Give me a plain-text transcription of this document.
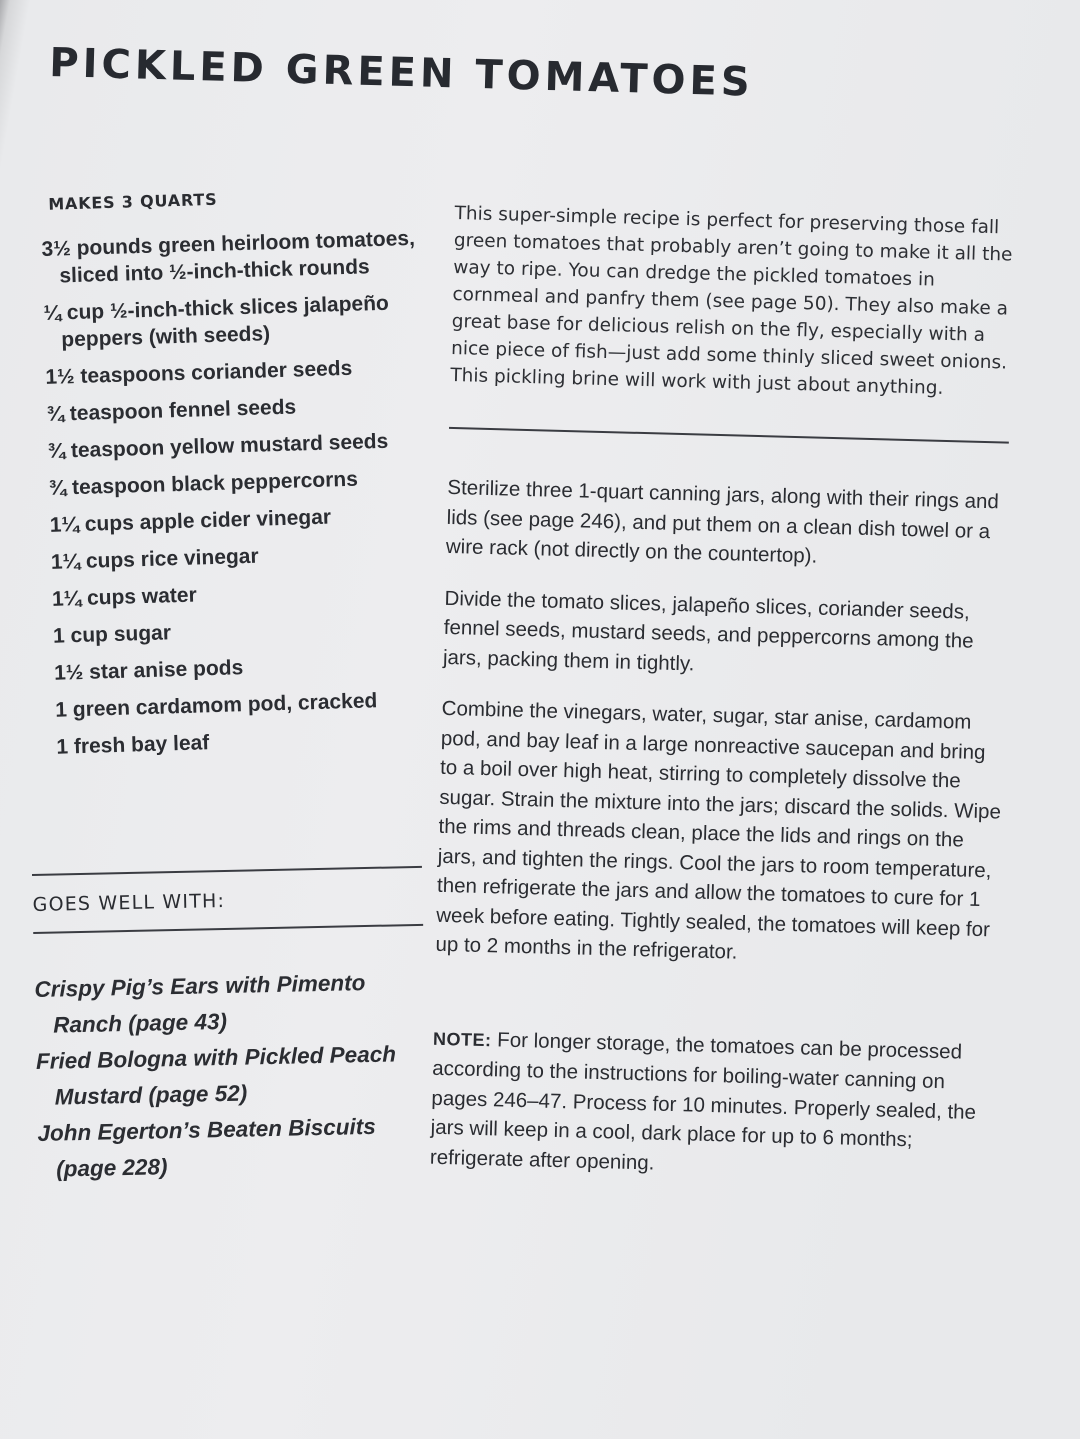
PICKLED GREEN TOMATOES
MAKES 3 QUARTS
3½ pounds green heirloom tomatoes, sliced into ½-inch-thick rounds
¼ cup ½-inch-thick slices jalapeño peppers (with seeds)
1½ teaspoons coriander seeds
¾ teaspoon fennel seeds
¾ teaspoon yellow mustard seeds
¾ teaspoon black peppercorns
1¼ cups apple cider vinegar
1¼ cups rice vinegar
1¼ cups water
1 cup sugar
1½ star anise pods
1 green cardamom pod, cracked
1 fresh bay leaf
GOES WELL WITH:
Crispy Pig’s Ears with Pimento Ranch (page 43)
Fried Bologna with Pickled Peach Mustard (page 52)
John Egerton’s Beaten Biscuits (page 228)

This super-simple recipe is perfect for preserving those fall green tomatoes that probably aren’t going to make it all the way to ripe. You can dredge the pickled tomatoes in cornmeal and panfry them (see page 50). They also make a great base for delicious relish on the fly, especially with a nice piece of fish—just add some thinly sliced sweet onions. This pickling brine will work with just about anything.

Sterilize three 1-quart canning jars, along with their rings and lids (see page 246), and put them on a clean dish towel or a wire rack (not directly on the countertop).

Divide the tomato slices, jalapeño slices, coriander seeds, fennel seeds, mustard seeds, and peppercorns among the jars, packing them in tightly.

Combine the vinegars, water, sugar, star anise, cardamom pod, and bay leaf in a large nonreactive saucepan and bring to a boil over high heat, stirring to completely dissolve the sugar. Strain the mixture into the jars; discard the solids. Wipe the rims and threads clean, place the lids and rings on the jars, and tighten the rings. Cool the jars to room temperature, then refrigerate the jars and allow the tomatoes to cure for 1 week before eating. Tightly sealed, the tomatoes will keep for up to 2 months in the refrigerator.

NOTE: For longer storage, the tomatoes can be processed according to the instructions for boiling-water canning on pages 246–47. Process for 10 minutes. Properly sealed, the jars will keep in a cool, dark place for up to 6 months; refrigerate after opening.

*Given request:*
The data above needs to be retyped exactly, with the images left out.

*Solution:*
Give me a plain-text transcription of this document.
PICKLED GREEN TOMATOES
MAKES 3 QUARTS
3½ pounds green heirloom tomatoes, sliced into ½-inch-thick rounds
¼ cup ½-inch-thick slices jalapeño peppers (with seeds)
1½ teaspoons coriander seeds
¾ teaspoon fennel seeds
¾ teaspoon yellow mustard seeds
¾ teaspoon black peppercorns
1¼ cups apple cider vinegar
1¼ cups rice vinegar
1¼ cups water
1 cup sugar
1½ star anise pods
1 green cardamom pod, cracked
1 fresh bay leaf
GOES WELL WITH:
Crispy Pig’s Ears with Pimento Ranch (page 43)
Fried Bologna with Pickled Peach Mustard (page 52)
John Egerton’s Beaten Biscuits (page 228)

This super-simple recipe is perfect for preserving those fall green tomatoes that probably aren’t going to make it all the way to ripe. You can dredge the pickled tomatoes in cornmeal and panfry them (see page 50). They also make a great base for delicious relish on the fly, especially with a nice piece of fish—just add some thinly sliced sweet onions. This pickling brine will work with just about anything.

Sterilize three 1-quart canning jars, along with their rings and lids (see page 246), and put them on a clean dish towel or a wire rack (not directly on the countertop).

Divide the tomato slices, jalapeño slices, coriander seeds, fennel seeds, mustard seeds, and peppercorns among the jars, packing them in tightly.

Combine the vinegars, water, sugar, star anise, cardamom pod, and bay leaf in a large nonreactive saucepan and bring to a boil over high heat, stirring to completely dissolve the sugar. Strain the mixture into the jars; discard the solids. Wipe the rims and threads clean, place the lids and rings on the jars, and tighten the rings. Cool the jars to room temperature, then refrigerate the jars and allow the tomatoes to cure for 1 week before eating. Tightly sealed, the tomatoes will keep for up to 2 months in the refrigerator.

NOTE: For longer storage, the tomatoes can be processed according to the instructions for boiling-water canning on pages 246–47. Process for 10 minutes. Properly sealed, the jars will keep in a cool, dark place for up to 6 months; refrigerate after opening.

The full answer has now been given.